--- Supplied records ---

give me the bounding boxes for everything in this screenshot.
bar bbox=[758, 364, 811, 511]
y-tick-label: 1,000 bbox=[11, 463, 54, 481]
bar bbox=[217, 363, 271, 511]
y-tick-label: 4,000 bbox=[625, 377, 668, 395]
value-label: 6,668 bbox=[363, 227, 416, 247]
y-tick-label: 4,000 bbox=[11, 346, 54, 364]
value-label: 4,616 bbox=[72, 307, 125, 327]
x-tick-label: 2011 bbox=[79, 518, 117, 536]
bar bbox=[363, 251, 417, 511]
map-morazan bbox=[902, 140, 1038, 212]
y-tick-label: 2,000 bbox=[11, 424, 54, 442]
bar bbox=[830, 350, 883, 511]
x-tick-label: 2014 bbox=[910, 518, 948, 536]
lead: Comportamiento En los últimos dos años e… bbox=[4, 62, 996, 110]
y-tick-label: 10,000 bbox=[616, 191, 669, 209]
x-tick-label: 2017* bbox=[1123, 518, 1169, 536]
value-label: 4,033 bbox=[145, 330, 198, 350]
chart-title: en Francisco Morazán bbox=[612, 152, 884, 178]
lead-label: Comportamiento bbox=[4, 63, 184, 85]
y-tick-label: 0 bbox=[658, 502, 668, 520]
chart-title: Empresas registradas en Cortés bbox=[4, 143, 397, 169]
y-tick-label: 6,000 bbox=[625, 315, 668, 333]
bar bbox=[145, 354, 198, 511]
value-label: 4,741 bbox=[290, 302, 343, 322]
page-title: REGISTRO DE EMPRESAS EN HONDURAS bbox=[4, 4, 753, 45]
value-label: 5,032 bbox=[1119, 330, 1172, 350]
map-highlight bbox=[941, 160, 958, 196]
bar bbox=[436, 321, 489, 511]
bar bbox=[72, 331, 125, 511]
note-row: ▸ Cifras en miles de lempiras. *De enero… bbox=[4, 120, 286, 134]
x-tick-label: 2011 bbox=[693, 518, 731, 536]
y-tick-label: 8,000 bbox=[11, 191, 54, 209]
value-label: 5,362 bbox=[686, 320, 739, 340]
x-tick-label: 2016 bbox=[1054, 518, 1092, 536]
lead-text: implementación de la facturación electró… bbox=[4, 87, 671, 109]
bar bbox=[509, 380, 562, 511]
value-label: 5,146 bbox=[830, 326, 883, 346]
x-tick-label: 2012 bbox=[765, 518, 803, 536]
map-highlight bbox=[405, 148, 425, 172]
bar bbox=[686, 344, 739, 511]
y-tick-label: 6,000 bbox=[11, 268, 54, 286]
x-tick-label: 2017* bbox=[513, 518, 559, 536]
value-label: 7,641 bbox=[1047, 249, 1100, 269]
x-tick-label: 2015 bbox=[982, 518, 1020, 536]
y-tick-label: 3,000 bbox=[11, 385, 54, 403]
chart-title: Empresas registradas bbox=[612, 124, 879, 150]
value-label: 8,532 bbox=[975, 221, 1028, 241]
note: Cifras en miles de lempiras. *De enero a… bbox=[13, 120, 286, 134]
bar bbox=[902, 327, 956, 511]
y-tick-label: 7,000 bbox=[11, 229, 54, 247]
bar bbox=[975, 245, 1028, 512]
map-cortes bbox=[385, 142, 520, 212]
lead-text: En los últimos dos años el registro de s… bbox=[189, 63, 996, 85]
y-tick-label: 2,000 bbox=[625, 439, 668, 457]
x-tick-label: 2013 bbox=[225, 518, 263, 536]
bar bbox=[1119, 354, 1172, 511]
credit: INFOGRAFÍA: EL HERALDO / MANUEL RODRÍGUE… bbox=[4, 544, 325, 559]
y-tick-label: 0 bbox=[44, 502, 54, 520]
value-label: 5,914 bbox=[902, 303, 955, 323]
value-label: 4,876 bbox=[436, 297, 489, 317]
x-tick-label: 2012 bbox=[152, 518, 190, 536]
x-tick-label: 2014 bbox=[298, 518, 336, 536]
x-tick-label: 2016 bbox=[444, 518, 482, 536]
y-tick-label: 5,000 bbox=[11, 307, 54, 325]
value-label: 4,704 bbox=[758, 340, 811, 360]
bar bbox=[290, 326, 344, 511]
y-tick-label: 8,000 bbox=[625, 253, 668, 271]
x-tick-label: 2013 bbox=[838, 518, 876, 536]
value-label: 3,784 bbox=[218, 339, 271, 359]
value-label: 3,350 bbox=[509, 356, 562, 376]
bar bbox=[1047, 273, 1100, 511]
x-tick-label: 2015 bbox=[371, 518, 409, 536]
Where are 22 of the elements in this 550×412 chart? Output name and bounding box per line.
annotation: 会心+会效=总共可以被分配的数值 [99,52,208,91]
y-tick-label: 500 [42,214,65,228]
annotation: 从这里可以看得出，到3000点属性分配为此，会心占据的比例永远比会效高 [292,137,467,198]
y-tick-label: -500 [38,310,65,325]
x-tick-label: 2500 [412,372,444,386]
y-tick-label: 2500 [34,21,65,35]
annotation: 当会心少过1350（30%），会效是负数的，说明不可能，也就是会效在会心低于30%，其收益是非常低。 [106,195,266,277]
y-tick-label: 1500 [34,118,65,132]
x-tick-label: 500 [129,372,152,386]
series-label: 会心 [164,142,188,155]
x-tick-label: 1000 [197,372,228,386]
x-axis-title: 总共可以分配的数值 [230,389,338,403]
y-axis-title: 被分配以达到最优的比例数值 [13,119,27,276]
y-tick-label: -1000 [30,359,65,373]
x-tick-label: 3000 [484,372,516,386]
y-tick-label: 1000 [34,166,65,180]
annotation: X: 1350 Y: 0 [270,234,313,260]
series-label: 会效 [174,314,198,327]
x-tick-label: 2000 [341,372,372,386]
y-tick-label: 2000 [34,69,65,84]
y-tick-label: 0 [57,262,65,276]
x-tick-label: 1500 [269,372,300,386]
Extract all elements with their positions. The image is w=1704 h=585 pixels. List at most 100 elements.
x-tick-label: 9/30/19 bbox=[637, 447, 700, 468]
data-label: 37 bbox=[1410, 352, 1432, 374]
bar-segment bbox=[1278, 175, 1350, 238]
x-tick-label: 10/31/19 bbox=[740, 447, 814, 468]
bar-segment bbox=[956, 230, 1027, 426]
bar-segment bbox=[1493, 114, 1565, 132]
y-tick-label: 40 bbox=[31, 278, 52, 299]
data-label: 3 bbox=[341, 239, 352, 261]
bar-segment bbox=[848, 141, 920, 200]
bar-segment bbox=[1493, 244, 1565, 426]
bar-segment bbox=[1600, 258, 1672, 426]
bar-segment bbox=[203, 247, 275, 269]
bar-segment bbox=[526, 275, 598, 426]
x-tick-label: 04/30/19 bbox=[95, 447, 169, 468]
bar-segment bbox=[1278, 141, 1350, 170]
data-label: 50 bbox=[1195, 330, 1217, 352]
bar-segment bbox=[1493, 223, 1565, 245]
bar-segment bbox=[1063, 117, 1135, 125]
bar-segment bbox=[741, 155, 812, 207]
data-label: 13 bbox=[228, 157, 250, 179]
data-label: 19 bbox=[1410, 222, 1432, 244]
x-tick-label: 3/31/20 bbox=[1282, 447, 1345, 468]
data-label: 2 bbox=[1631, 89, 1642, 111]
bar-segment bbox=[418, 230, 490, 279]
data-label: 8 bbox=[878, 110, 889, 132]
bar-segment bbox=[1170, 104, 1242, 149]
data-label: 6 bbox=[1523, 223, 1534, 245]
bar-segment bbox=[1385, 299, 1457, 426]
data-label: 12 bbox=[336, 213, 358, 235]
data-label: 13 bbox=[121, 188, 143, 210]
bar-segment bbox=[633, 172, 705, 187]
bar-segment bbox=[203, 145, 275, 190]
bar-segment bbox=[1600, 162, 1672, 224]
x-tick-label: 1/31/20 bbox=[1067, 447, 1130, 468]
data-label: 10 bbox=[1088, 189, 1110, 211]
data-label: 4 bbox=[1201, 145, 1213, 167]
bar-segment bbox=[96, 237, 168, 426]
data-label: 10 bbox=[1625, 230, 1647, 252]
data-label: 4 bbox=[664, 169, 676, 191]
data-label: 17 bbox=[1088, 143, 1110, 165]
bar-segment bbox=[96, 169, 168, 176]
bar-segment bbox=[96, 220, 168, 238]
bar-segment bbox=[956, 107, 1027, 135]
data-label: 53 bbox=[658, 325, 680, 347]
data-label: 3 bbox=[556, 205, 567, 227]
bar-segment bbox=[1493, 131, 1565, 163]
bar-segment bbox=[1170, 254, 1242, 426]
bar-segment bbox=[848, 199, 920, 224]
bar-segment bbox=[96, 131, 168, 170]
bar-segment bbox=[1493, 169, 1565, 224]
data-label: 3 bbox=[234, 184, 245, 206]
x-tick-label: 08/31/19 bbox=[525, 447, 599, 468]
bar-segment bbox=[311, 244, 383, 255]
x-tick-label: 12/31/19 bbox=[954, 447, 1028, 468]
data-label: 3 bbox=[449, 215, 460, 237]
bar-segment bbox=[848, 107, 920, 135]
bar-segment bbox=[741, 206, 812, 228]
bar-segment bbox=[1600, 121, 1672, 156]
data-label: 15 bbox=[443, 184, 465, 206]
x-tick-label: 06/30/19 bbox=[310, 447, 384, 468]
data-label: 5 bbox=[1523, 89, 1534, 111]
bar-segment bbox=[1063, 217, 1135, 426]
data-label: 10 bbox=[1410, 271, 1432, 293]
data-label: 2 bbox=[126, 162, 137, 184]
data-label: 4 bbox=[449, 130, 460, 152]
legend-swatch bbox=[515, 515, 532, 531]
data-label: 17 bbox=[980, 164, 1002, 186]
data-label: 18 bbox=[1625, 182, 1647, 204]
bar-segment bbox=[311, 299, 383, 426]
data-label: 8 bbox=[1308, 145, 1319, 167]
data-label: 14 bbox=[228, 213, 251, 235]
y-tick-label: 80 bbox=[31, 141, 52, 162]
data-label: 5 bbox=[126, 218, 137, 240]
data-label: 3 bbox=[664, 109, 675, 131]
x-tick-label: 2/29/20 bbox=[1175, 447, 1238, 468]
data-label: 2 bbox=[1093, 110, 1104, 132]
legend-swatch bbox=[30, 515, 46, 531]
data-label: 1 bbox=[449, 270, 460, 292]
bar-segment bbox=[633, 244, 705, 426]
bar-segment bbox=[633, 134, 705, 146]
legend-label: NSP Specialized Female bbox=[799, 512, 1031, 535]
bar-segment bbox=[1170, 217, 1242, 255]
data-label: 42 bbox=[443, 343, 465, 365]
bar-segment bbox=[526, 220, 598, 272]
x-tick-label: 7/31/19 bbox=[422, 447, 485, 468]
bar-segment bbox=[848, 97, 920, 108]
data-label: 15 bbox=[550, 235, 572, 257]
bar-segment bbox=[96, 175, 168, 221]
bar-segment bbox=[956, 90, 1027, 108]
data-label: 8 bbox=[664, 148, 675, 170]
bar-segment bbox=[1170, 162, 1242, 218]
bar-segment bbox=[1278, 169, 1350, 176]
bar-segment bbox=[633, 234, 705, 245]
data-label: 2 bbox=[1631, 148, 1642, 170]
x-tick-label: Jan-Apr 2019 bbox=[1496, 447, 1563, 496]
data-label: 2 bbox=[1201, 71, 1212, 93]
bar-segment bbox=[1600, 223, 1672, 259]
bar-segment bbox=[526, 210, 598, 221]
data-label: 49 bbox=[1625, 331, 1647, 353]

---

Prompt:
Rewrite the lines from the first one up to and including the line with "y-tick-label: 10,000 bbox=[616, 191, 669, 209]", putting "value-tag" wherever "value-label" appears and leaving everything else unchanged.

Response to this task:
give me the bounding boxes for everything in this screenshot.
bar bbox=[758, 364, 811, 511]
y-tick-label: 1,000 bbox=[11, 463, 54, 481]
bar bbox=[217, 363, 271, 511]
y-tick-label: 4,000 bbox=[625, 377, 668, 395]
value-tag: 6,668 bbox=[363, 227, 416, 247]
y-tick-label: 4,000 bbox=[11, 346, 54, 364]
value-tag: 4,616 bbox=[72, 307, 125, 327]
x-tick-label: 2011 bbox=[79, 518, 117, 536]
bar bbox=[363, 251, 417, 511]
map-morazan bbox=[902, 140, 1038, 212]
y-tick-label: 2,000 bbox=[11, 424, 54, 442]
bar bbox=[830, 350, 883, 511]
x-tick-label: 2014 bbox=[910, 518, 948, 536]
lead: Comportamiento En los últimos dos años e… bbox=[4, 62, 996, 110]
y-tick-label: 10,000 bbox=[616, 191, 669, 209]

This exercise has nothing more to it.